What is expected: Look through the entries below and count the lines with the word "from" in them; give only the number.

##########

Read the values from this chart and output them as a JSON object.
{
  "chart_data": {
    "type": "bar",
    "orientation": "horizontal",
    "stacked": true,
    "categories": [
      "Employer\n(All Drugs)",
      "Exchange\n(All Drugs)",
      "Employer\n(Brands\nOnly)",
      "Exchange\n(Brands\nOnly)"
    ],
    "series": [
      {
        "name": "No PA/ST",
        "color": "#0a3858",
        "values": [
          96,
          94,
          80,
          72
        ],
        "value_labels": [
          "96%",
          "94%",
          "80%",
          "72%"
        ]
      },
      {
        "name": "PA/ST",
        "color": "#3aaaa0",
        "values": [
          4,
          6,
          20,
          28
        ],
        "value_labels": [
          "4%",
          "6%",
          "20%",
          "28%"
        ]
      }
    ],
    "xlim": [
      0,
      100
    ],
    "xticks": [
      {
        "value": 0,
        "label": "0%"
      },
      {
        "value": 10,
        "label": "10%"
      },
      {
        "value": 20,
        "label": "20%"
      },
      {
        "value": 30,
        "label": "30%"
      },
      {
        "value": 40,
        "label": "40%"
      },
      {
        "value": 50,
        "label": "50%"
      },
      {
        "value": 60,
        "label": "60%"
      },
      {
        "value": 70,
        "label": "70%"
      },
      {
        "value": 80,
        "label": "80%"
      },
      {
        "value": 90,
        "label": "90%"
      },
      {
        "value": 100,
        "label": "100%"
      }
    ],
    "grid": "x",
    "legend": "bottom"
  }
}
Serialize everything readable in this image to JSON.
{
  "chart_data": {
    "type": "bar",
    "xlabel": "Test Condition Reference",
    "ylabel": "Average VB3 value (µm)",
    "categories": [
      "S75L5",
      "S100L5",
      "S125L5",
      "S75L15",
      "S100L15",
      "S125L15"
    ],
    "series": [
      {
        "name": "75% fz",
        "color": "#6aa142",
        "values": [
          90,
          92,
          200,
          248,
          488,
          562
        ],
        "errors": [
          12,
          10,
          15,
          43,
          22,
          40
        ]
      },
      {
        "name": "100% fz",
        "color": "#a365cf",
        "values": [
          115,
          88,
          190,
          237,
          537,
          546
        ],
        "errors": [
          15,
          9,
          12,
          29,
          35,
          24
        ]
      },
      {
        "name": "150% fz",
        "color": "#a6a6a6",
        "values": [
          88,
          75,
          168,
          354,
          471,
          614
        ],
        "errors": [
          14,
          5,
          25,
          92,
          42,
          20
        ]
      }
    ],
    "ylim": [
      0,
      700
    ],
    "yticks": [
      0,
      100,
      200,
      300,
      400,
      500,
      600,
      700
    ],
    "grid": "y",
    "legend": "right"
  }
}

##########

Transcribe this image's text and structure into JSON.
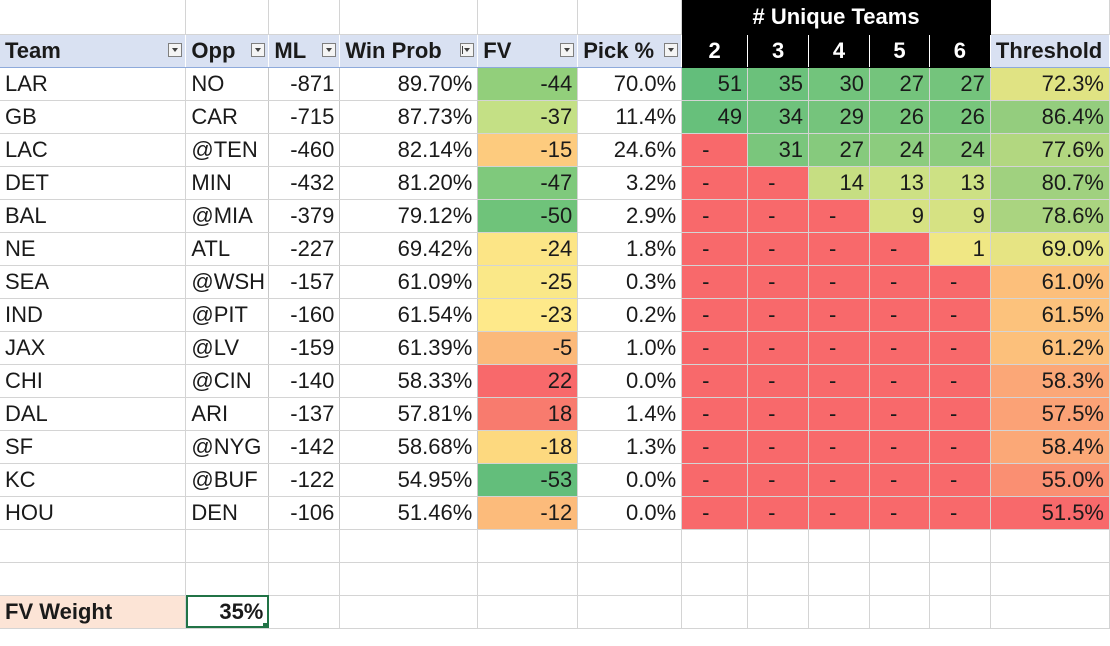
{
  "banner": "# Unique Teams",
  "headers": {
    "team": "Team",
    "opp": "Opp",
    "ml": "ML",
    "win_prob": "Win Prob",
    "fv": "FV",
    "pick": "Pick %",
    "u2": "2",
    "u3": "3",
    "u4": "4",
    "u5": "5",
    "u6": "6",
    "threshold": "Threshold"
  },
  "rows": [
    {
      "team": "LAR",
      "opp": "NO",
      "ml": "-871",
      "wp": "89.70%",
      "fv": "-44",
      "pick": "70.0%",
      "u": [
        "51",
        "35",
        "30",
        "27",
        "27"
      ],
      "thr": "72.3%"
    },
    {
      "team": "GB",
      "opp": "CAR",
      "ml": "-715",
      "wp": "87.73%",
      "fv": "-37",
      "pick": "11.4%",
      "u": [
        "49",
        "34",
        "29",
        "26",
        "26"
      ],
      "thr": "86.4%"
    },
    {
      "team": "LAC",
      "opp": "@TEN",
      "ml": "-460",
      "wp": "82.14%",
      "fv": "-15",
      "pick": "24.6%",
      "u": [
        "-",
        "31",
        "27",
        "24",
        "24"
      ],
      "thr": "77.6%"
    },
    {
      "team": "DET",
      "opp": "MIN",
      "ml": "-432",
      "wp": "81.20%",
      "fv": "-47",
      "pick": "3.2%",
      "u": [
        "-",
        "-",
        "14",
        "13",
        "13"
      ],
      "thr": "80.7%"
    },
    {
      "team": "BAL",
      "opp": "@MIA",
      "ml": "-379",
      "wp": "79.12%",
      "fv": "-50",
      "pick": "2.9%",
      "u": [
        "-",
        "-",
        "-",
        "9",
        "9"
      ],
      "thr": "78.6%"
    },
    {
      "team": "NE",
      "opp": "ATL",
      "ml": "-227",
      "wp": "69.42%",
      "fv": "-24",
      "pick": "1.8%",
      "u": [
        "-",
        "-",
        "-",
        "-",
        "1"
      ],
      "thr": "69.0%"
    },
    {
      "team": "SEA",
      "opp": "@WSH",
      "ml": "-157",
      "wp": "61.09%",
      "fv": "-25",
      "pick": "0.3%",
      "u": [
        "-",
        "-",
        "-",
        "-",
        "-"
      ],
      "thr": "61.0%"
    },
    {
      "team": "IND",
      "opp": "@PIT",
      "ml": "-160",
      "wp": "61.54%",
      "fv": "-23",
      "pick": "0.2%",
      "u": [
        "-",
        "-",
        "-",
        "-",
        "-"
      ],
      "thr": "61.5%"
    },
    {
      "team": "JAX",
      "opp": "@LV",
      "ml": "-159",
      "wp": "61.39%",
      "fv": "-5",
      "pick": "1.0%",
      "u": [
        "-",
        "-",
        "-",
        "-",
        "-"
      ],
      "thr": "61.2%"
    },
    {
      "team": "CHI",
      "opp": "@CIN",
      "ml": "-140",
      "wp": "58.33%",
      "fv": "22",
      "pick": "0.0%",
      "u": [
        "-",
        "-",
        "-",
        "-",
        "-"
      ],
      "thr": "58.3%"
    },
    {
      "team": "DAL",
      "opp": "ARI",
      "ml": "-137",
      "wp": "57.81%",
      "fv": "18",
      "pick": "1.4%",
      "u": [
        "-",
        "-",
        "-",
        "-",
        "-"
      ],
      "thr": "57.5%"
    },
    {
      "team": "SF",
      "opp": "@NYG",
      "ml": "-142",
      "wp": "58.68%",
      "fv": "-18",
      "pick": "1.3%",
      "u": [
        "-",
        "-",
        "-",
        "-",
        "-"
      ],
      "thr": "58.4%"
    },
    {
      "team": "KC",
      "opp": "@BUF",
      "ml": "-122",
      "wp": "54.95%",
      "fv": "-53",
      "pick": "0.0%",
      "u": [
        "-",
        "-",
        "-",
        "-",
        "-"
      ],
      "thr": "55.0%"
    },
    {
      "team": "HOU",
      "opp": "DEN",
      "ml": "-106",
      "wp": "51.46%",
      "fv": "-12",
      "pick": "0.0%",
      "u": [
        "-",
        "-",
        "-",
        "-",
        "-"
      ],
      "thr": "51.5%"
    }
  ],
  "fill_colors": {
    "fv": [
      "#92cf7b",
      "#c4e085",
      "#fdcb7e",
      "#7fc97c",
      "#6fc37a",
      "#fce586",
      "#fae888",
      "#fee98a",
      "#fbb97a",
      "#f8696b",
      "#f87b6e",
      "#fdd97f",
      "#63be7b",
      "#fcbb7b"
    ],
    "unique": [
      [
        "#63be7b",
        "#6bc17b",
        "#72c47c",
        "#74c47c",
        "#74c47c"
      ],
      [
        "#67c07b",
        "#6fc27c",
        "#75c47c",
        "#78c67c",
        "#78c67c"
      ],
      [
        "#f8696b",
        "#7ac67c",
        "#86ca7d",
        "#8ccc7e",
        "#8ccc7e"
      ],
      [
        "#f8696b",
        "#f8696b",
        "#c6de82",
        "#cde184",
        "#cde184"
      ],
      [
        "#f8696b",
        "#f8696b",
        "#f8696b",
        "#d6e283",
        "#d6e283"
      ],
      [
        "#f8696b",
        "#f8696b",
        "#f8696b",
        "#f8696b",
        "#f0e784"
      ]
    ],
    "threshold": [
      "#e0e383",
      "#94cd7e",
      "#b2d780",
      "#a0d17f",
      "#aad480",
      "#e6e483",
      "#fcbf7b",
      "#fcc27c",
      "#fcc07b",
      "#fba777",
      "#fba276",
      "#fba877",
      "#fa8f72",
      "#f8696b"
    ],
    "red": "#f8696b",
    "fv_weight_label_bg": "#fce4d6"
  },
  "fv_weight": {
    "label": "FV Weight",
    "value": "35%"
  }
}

##########

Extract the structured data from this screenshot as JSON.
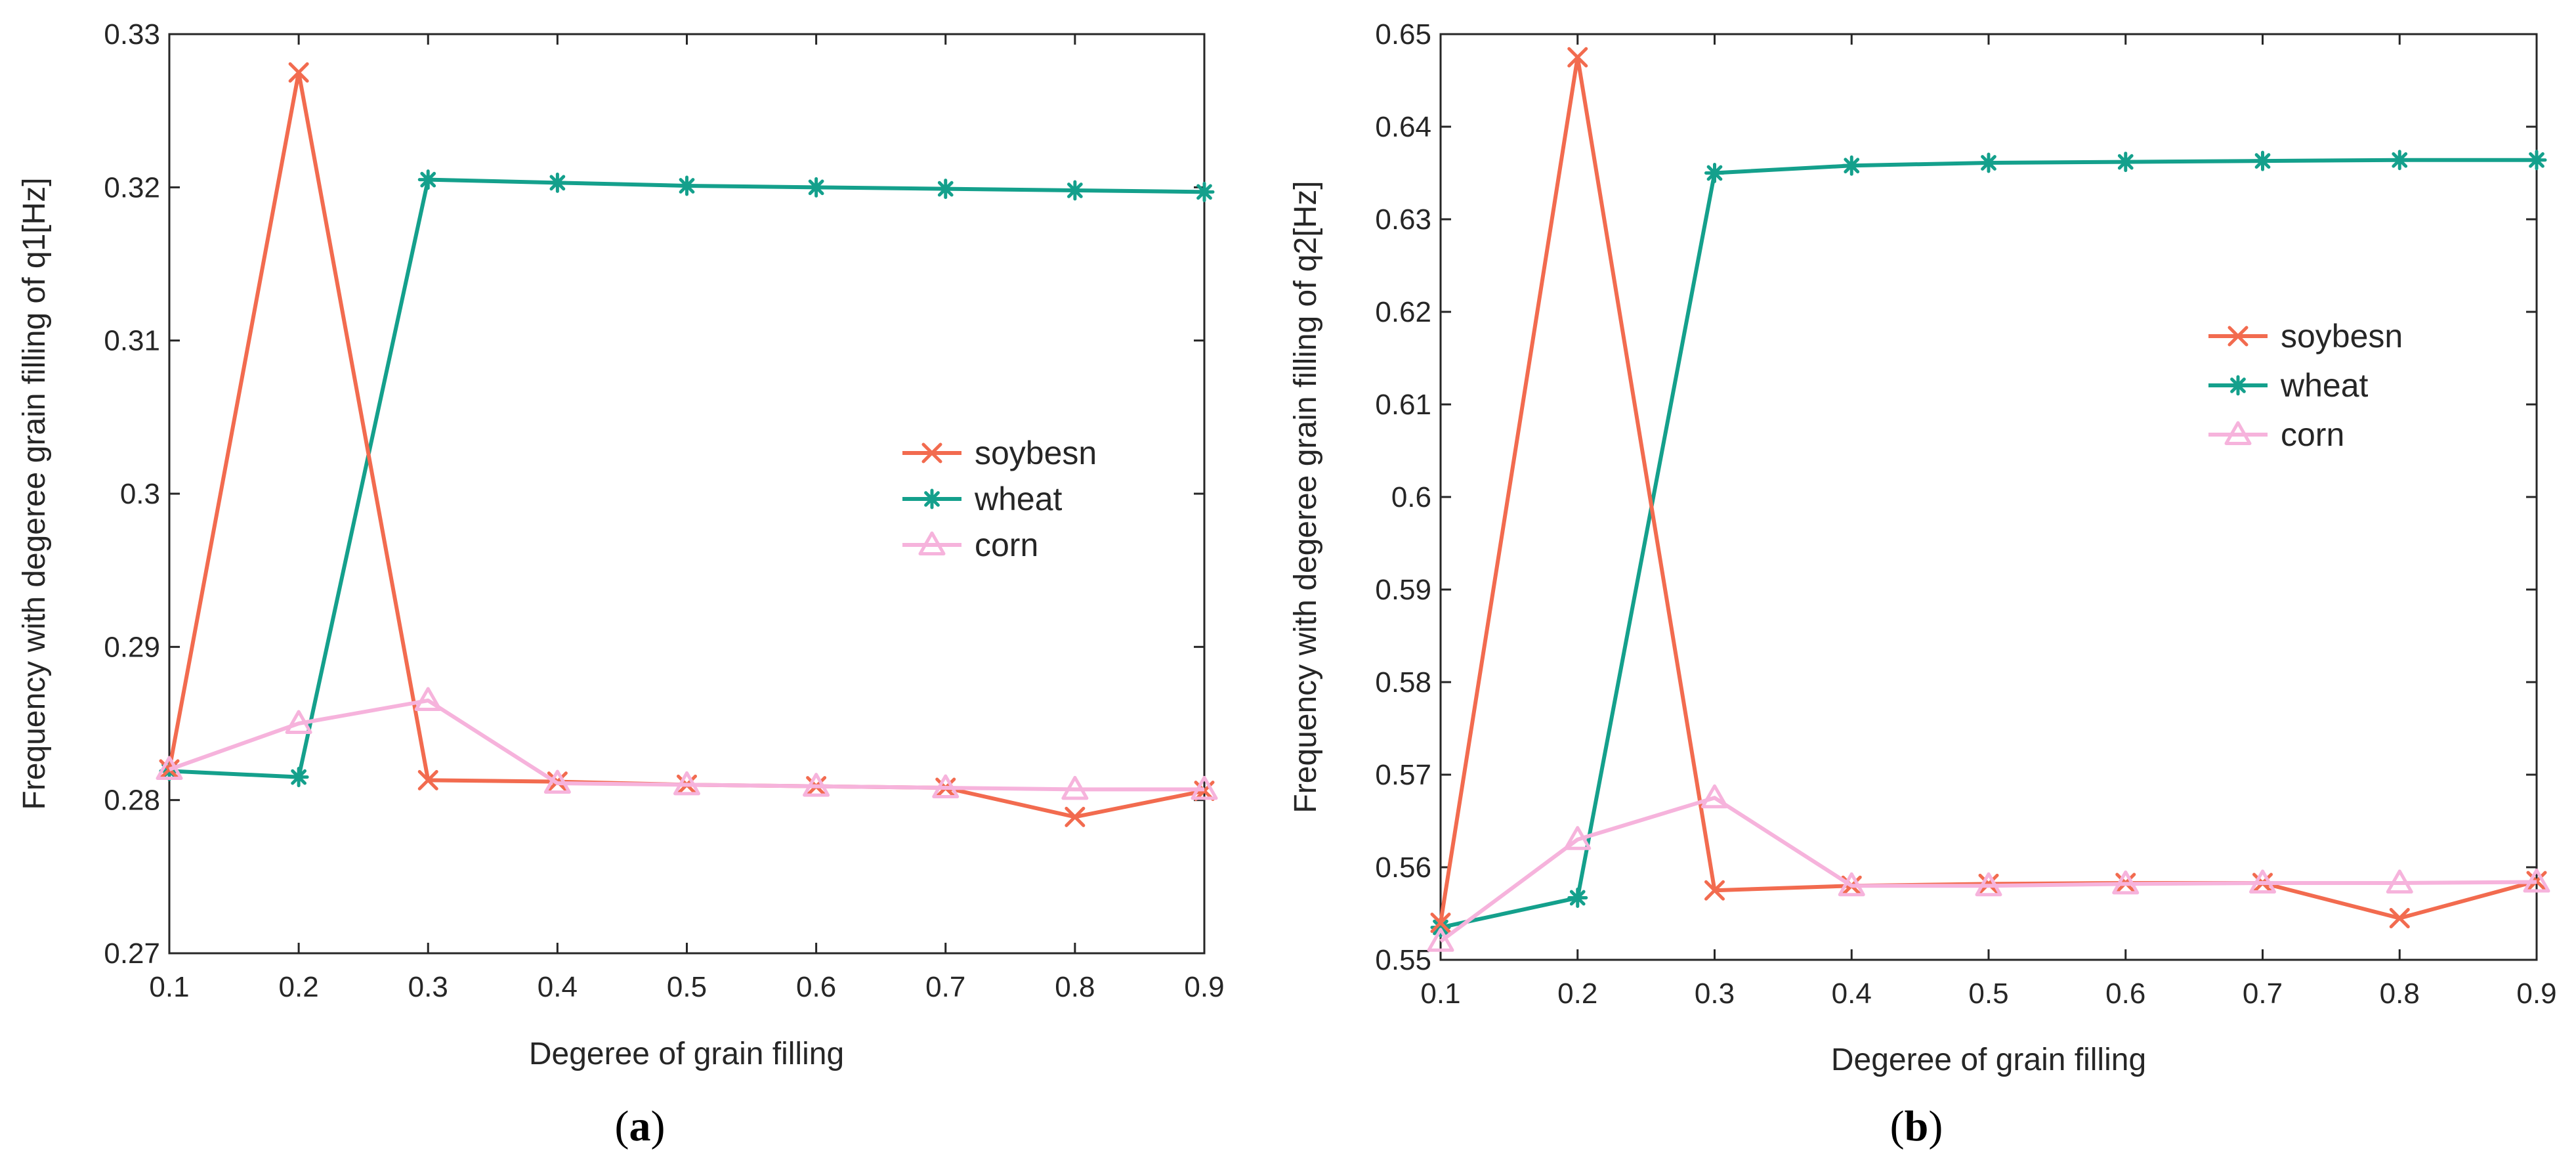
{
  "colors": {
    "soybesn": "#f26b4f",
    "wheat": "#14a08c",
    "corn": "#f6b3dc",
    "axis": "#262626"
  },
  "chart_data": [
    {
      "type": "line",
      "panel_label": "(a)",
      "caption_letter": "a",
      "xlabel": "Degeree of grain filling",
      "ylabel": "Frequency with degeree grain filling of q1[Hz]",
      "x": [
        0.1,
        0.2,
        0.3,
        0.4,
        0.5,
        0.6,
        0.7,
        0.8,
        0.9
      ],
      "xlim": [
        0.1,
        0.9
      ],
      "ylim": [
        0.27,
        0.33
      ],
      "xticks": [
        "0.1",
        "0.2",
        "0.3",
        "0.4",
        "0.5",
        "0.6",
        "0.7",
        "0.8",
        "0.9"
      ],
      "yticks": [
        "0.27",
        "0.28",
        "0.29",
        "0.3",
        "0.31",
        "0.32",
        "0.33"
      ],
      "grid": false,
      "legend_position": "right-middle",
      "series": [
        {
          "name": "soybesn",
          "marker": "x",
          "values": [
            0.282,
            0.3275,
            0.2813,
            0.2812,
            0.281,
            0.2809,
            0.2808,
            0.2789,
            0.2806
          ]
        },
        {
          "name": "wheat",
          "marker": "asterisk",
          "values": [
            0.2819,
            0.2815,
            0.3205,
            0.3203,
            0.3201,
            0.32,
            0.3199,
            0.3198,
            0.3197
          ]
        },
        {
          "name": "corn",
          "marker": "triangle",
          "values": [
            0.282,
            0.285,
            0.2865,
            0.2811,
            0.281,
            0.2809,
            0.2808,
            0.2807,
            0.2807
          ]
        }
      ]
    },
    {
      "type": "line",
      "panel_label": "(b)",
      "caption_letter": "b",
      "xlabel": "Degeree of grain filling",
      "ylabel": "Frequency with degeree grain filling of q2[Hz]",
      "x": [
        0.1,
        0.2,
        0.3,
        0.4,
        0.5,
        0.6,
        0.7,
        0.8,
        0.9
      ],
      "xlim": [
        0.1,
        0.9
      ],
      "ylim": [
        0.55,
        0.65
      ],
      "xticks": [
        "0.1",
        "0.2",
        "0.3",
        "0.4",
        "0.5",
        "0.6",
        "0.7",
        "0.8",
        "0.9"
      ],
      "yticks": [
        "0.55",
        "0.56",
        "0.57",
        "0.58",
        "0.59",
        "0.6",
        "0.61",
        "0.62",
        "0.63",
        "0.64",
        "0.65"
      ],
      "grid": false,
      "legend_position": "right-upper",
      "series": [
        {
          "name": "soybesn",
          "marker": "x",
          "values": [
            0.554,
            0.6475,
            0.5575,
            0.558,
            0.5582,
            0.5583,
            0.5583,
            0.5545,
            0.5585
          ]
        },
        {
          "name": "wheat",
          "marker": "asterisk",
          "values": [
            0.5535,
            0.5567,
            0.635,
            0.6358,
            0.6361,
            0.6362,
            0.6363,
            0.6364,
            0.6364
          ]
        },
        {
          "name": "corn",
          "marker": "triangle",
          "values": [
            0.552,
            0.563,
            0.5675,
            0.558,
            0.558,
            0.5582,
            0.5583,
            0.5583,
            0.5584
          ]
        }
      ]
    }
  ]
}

##########

Reply to the exercise: 2